=== Data shown ===
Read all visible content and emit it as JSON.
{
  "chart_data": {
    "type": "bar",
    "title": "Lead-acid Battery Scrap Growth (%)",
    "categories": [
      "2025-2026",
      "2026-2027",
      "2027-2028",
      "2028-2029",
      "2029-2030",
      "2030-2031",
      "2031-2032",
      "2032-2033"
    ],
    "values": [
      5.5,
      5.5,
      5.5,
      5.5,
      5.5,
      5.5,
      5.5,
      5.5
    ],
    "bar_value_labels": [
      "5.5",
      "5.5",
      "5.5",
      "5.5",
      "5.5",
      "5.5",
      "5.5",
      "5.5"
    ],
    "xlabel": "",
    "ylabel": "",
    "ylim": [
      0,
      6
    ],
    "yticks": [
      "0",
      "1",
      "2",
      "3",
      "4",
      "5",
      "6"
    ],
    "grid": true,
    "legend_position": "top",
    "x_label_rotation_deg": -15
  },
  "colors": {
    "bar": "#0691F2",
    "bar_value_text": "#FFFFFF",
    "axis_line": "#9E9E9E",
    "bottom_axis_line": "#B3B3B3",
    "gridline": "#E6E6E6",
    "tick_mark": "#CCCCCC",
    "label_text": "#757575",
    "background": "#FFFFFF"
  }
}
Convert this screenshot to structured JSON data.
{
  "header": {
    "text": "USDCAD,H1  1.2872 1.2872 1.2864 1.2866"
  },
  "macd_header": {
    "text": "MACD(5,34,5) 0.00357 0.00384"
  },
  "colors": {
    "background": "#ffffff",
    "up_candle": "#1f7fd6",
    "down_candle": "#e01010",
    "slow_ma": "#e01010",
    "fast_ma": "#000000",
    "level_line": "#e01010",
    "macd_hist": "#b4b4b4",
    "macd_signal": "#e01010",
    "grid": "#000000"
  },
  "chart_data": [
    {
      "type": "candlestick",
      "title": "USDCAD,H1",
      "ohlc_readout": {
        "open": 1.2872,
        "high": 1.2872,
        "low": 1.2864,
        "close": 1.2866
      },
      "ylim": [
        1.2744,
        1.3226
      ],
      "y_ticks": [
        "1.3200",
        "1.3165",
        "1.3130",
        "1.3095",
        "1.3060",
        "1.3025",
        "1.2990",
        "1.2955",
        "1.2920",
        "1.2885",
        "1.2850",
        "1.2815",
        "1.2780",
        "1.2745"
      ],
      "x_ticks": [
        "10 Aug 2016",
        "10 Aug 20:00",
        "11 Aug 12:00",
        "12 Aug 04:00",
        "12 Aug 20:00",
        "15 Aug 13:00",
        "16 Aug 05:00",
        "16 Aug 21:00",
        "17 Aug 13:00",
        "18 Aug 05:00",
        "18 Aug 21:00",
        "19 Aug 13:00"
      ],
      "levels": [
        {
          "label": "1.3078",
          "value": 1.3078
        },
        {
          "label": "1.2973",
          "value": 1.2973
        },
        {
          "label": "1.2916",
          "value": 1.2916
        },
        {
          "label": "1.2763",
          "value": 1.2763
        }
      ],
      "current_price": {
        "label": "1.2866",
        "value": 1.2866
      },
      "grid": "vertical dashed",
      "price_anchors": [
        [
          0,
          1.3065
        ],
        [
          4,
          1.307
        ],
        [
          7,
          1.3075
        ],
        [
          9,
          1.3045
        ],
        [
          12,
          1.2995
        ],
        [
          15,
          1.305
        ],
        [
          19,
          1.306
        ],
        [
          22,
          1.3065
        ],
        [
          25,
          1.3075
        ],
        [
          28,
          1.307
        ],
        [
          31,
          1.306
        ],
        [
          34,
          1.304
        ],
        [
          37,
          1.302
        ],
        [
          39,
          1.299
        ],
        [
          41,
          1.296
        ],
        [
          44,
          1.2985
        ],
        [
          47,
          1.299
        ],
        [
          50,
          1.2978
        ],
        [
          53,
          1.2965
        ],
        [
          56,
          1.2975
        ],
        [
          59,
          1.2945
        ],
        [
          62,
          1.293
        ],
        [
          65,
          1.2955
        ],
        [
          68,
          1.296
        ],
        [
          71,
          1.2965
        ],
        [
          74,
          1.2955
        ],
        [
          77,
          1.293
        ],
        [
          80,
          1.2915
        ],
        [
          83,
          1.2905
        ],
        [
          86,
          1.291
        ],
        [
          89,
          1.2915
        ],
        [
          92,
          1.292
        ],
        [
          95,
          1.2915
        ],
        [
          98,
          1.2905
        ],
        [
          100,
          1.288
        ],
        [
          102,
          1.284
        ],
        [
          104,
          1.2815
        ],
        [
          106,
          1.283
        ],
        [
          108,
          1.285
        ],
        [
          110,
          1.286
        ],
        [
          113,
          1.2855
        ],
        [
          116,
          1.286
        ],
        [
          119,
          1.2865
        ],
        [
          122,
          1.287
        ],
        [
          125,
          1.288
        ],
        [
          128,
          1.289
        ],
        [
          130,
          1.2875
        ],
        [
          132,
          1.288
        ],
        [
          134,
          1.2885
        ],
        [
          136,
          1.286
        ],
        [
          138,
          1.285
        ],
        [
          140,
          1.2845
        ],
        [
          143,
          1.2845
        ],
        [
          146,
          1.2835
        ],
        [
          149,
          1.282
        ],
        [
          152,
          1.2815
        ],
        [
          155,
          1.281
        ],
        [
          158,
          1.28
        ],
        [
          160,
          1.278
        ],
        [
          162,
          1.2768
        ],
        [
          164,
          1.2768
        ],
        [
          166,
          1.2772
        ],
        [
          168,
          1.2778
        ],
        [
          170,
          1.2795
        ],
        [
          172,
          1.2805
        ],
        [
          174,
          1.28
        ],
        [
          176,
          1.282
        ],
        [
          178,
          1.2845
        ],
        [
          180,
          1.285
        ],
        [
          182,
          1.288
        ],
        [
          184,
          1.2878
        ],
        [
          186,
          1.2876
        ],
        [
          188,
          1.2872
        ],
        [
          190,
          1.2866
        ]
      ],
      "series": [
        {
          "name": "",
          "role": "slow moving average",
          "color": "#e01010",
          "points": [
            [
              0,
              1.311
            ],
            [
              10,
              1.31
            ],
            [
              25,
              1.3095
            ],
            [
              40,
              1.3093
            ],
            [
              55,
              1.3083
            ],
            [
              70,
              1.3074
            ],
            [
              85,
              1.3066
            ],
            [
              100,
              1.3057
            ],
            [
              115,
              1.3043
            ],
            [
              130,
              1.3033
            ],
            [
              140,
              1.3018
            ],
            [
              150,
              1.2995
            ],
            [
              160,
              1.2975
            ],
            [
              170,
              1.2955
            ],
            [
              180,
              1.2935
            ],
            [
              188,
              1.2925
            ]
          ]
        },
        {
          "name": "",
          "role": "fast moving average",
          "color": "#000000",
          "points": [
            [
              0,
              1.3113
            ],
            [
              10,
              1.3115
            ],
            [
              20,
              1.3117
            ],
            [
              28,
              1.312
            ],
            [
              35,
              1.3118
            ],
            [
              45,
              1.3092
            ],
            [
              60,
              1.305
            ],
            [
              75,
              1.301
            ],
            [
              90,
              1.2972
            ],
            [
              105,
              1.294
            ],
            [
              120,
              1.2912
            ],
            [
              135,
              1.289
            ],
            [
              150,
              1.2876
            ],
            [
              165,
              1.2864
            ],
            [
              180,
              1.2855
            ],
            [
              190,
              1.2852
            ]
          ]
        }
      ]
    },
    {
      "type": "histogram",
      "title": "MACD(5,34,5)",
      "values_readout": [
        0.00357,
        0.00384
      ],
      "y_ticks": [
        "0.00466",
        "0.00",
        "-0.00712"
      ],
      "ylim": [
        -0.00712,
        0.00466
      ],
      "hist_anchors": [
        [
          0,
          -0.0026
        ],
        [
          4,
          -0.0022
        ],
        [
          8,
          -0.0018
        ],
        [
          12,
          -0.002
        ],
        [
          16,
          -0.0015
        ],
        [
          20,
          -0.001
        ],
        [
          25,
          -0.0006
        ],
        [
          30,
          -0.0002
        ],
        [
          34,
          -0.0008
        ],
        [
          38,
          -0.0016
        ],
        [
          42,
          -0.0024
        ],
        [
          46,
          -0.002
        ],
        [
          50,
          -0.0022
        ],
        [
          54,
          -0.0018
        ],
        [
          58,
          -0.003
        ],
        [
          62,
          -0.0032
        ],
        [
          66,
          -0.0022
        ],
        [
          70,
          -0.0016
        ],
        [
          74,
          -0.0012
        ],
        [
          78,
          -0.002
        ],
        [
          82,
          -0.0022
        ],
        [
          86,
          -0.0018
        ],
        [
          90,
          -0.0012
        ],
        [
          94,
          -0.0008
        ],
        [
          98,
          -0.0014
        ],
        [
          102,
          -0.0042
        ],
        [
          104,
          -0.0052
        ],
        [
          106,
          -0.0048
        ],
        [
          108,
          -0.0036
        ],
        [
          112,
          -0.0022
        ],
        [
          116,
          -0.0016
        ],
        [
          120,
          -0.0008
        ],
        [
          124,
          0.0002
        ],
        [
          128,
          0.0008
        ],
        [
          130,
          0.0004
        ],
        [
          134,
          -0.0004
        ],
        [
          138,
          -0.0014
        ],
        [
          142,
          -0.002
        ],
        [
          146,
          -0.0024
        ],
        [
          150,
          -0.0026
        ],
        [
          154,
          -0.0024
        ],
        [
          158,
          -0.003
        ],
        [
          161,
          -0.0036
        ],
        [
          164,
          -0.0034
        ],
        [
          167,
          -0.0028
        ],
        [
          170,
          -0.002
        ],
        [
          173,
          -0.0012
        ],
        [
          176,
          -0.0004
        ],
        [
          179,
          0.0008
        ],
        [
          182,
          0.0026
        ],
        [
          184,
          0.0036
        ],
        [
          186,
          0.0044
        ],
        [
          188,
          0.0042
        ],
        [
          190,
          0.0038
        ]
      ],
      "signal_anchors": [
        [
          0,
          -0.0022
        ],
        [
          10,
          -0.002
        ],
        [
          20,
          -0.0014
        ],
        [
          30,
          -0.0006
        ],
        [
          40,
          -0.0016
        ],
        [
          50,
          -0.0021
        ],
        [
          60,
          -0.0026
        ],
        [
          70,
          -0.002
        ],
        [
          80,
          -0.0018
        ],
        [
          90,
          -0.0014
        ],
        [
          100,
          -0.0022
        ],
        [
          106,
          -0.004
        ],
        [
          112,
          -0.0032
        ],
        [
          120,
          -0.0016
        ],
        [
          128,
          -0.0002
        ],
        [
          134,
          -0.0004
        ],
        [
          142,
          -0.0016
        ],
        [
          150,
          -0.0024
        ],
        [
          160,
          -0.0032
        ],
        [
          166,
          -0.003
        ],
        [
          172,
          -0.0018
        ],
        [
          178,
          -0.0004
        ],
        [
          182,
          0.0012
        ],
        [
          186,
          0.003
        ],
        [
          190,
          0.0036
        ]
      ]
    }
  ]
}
===
Gather from the entries above all lines that include the string "average".

          "role": "slow moving average",
          "role": "fast moving average",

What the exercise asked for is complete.